Input records –
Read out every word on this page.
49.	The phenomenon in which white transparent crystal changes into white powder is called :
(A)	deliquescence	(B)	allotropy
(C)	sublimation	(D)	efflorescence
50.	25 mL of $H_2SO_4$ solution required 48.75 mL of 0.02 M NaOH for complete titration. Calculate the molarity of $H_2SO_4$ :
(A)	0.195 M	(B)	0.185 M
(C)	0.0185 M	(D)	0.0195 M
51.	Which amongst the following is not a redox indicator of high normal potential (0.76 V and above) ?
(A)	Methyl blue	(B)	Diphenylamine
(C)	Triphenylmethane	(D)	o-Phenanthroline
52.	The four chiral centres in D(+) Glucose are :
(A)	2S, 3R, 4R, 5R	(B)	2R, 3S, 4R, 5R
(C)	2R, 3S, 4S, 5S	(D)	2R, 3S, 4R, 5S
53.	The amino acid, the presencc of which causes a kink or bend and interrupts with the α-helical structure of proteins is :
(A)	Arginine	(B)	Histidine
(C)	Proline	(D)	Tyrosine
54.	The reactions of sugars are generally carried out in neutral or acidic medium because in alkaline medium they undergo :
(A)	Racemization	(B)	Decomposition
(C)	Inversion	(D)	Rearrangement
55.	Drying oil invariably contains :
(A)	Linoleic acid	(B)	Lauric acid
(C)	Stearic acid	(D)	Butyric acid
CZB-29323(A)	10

Work instruction – Word for word, return each of the entries.

Result of the exercise –
Read out every word on this page.
49.	The phenomenon in which white transparent crystal changes into white powder is called :
(A)	deliquescence	(B)	allotropy
(C)	sublimation	(D)	efflorescence
50.	25 mL of $H_2SO_4$ solution required 48.75 mL of 0.02 M NaOH for complete titration. Calculate the molarity of $H_2SO_4$ :
(A)	0.195 M	(B)	0.185 M
(C)	0.0185 M	(D)	0.0195 M
51.	Which amongst the following is not a redox indicator of high normal potential (0.76 V and above) ?
(A)	Methyl blue	(B)	Diphenylamine
(C)	Triphenylmethane	(D)	o-Phenanthroline
52.	The four chiral centres in D(+) Glucose are :
(A)	2S, 3R, 4R, 5R	(B)	2R, 3S, 4R, 5R
(C)	2R, 3S, 4S, 5S	(D)	2R, 3S, 4R, 5S
53.	The amino acid, the presencc of which causes a kink or bend and interrupts with the α-helical structure of proteins is :
(A)	Arginine	(B)	Histidine
(C)	Proline	(D)	Tyrosine
54.	The reactions of sugars are generally carried out in neutral or acidic medium because in alkaline medium they undergo :
(A)	Racemization	(B)	Decomposition
(C)	Inversion	(D)	Rearrangement
55.	Drying oil invariably contains :
(A)	Linoleic acid	(B)	Lauric acid
(C)	Stearic acid	(D)	Butyric acid
CZB-29323(A)	10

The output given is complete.